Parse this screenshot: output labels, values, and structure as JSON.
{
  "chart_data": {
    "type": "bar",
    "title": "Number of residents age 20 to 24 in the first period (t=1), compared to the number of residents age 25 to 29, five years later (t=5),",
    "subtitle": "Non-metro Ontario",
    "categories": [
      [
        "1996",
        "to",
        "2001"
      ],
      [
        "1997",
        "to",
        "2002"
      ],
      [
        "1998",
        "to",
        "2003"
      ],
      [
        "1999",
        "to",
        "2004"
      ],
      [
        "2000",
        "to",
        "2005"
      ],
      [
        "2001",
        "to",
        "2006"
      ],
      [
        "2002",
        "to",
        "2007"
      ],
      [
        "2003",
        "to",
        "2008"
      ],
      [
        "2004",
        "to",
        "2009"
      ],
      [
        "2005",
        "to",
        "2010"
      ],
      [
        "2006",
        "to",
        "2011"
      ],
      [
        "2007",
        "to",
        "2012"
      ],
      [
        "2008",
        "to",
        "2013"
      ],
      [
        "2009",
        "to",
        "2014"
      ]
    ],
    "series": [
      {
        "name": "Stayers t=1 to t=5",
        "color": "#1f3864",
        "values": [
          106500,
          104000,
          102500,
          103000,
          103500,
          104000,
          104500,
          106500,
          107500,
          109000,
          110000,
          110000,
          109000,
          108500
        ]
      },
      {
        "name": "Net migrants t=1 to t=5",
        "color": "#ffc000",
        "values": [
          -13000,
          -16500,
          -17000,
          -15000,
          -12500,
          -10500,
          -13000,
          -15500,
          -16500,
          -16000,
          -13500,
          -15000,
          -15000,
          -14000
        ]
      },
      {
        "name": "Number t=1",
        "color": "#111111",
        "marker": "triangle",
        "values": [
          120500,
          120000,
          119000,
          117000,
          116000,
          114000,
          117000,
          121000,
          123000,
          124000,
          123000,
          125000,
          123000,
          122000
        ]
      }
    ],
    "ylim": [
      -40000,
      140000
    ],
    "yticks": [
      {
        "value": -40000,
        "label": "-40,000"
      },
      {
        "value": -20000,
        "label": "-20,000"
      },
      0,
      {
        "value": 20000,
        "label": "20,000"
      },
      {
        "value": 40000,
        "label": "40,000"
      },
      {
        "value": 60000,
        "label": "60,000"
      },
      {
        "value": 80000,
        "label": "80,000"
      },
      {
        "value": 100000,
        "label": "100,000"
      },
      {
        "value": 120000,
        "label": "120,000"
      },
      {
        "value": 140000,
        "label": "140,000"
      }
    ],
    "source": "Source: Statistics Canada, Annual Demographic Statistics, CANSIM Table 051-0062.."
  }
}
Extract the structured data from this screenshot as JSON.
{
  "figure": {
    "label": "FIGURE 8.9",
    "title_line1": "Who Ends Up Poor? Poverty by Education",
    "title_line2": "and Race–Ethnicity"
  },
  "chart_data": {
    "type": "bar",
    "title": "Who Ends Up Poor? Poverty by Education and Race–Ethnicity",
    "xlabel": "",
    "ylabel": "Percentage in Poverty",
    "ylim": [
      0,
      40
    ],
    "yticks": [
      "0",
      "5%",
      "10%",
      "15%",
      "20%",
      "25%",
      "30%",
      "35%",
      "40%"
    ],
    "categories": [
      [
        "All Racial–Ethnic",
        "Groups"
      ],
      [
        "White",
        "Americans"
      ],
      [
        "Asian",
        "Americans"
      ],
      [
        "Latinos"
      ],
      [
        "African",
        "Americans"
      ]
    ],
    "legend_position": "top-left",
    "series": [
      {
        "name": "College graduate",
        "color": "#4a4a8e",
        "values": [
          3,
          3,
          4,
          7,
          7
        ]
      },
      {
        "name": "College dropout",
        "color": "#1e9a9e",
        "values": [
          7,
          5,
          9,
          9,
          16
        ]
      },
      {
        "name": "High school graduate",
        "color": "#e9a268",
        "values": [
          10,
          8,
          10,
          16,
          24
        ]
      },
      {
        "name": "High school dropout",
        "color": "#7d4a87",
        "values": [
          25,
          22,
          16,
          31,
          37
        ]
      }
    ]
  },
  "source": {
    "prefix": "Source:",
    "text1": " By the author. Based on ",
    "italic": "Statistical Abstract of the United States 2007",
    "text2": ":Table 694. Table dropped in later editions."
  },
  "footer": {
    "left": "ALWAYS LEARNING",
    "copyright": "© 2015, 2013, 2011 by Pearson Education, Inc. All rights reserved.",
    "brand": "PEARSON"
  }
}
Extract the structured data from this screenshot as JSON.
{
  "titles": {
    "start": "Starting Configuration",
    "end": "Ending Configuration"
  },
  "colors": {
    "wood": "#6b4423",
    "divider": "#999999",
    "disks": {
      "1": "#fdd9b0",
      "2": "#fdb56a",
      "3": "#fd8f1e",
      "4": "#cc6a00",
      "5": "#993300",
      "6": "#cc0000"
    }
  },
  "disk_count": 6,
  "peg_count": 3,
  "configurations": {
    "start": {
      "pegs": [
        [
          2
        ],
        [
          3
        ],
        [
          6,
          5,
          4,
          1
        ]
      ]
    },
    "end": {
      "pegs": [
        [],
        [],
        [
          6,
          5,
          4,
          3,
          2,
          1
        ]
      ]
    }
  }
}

==*==

> _Your goal_: Quote each line above in full, word for word.

> _Solution to the exercise_:
Parse this screenshot: output labels, values, and structure as JSON.
{
  "chart_data": {
    "type": "bar",
    "title": "Number of residents age 20 to 24 in the first period (t=1), compared to the number of residents age 25 to 29, five years later (t=5),",
    "subtitle": "Non-metro Ontario",
    "categories": [
      [
        "1996",
        "to",
        "2001"
      ],
      [
        "1997",
        "to",
        "2002"
      ],
      [
        "1998",
        "to",
        "2003"
      ],
      [
        "1999",
        "to",
        "2004"
      ],
      [
        "2000",
        "to",
        "2005"
      ],
      [
        "2001",
        "to",
        "2006"
      ],
      [
        "2002",
        "to",
        "2007"
      ],
      [
        "2003",
        "to",
        "2008"
      ],
      [
        "2004",
        "to",
        "2009"
      ],
      [
        "2005",
        "to",
        "2010"
      ],
      [
        "2006",
        "to",
        "2011"
      ],
      [
        "2007",
        "to",
        "2012"
      ],
      [
        "2008",
        "to",
        "2013"
      ],
      [
        "2009",
        "to",
        "2014"
      ]
    ],
    "series": [
      {
        "name": "Stayers t=1 to t=5",
        "color": "#1f3864",
        "values": [
          106500,
          104000,
          102500,
          103000,
          103500,
          104000,
          104500,
          106500,
          107500,
          109000,
          110000,
          110000,
          109000,
          108500
        ]
      },
      {
        "name": "Net migrants t=1 to t=5",
        "color": "#ffc000",
        "values": [
          -13000,
          -16500,
          -17000,
          -15000,
          -12500,
          -10500,
          -13000,
          -15500,
          -16500,
          -16000,
          -13500,
          -15000,
          -15000,
          -14000
        ]
      },
      {
        "name": "Number t=1",
        "color": "#111111",
        "marker": "triangle",
        "values": [
          120500,
          120000,
          119000,
          117000,
          116000,
          114000,
          117000,
          121000,
          123000,
          124000,
          123000,
          125000,
          123000,
          122000
        ]
      }
    ],
    "ylim": [
      -40000,
      140000
    ],
    "yticks": [
      {
        "value": -40000,
        "label": "-40,000"
      },
      {
        "value": -20000,
        "label": "-20,000"
      },
      0,
      {
        "value": 20000,
        "label": "20,000"
      },
      {
        "value": 40000,
        "label": "40,000"
      },
      {
        "value": 60000,
        "label": "60,000"
      },
      {
        "value": 80000,
        "label": "80,000"
      },
      {
        "value": 100000,
        "label": "100,000"
      },
      {
        "value": 120000,
        "label": "120,000"
      },
      {
        "value": 140000,
        "label": "140,000"
      }
    ],
    "source": "Source: Statistics Canada, Annual Demographic Statistics, CANSIM Table 051-0062.."
  }
}
Extract the structured data from this screenshot as JSON.
{
  "figure": {
    "label": "FIGURE 8.9",
    "title_line1": "Who Ends Up Poor? Poverty by Education",
    "title_line2": "and Race–Ethnicity"
  },
  "chart_data": {
    "type": "bar",
    "title": "Who Ends Up Poor? Poverty by Education and Race–Ethnicity",
    "xlabel": "",
    "ylabel": "Percentage in Poverty",
    "ylim": [
      0,
      40
    ],
    "yticks": [
      "0",
      "5%",
      "10%",
      "15%",
      "20%",
      "25%",
      "30%",
      "35%",
      "40%"
    ],
    "categories": [
      [
        "All Racial–Ethnic",
        "Groups"
      ],
      [
        "White",
        "Americans"
      ],
      [
        "Asian",
        "Americans"
      ],
      [
        "Latinos"
      ],
      [
        "African",
        "Americans"
      ]
    ],
    "legend_position": "top-left",
    "series": [
      {
        "name": "College graduate",
        "color": "#4a4a8e",
        "values": [
          3,
          3,
          4,
          7,
          7
        ]
      },
      {
        "name": "College dropout",
        "color": "#1e9a9e",
        "values": [
          7,
          5,
          9,
          9,
          16
        ]
      },
      {
        "name": "High school graduate",
        "color": "#e9a268",
        "values": [
          10,
          8,
          10,
          16,
          24
        ]
      },
      {
        "name": "High school dropout",
        "color": "#7d4a87",
        "values": [
          25,
          22,
          16,
          31,
          37
        ]
      }
    ]
  },
  "source": {
    "prefix": "Source:",
    "text1": " By the author. Based on ",
    "italic": "Statistical Abstract of the United States 2007",
    "text2": ":Table 694. Table dropped in later editions."
  },
  "footer": {
    "left": "ALWAYS LEARNING",
    "copyright": "© 2015, 2013, 2011 by Pearson Education, Inc. All rights reserved.",
    "brand": "PEARSON"
  }
}
Extract the structured data from this screenshot as JSON.
{
  "titles": {
    "start": "Starting Configuration",
    "end": "Ending Configuration"
  },
  "colors": {
    "wood": "#6b4423",
    "divider": "#999999",
    "disks": {
      "1": "#fdd9b0",
      "2": "#fdb56a",
      "3": "#fd8f1e",
      "4": "#cc6a00",
      "5": "#993300",
      "6": "#cc0000"
    }
  },
  "disk_count": 6,
  "peg_count": 3,
  "configurations": {
    "start": {
      "pegs": [
        [
          2
        ],
        [
          3
        ],
        [
          6,
          5,
          4,
          1
        ]
      ]
    },
    "end": {
      "pegs": [
        [],
        [],
        [
          6,
          5,
          4,
          3,
          2,
          1
        ]
      ]
    }
  }
}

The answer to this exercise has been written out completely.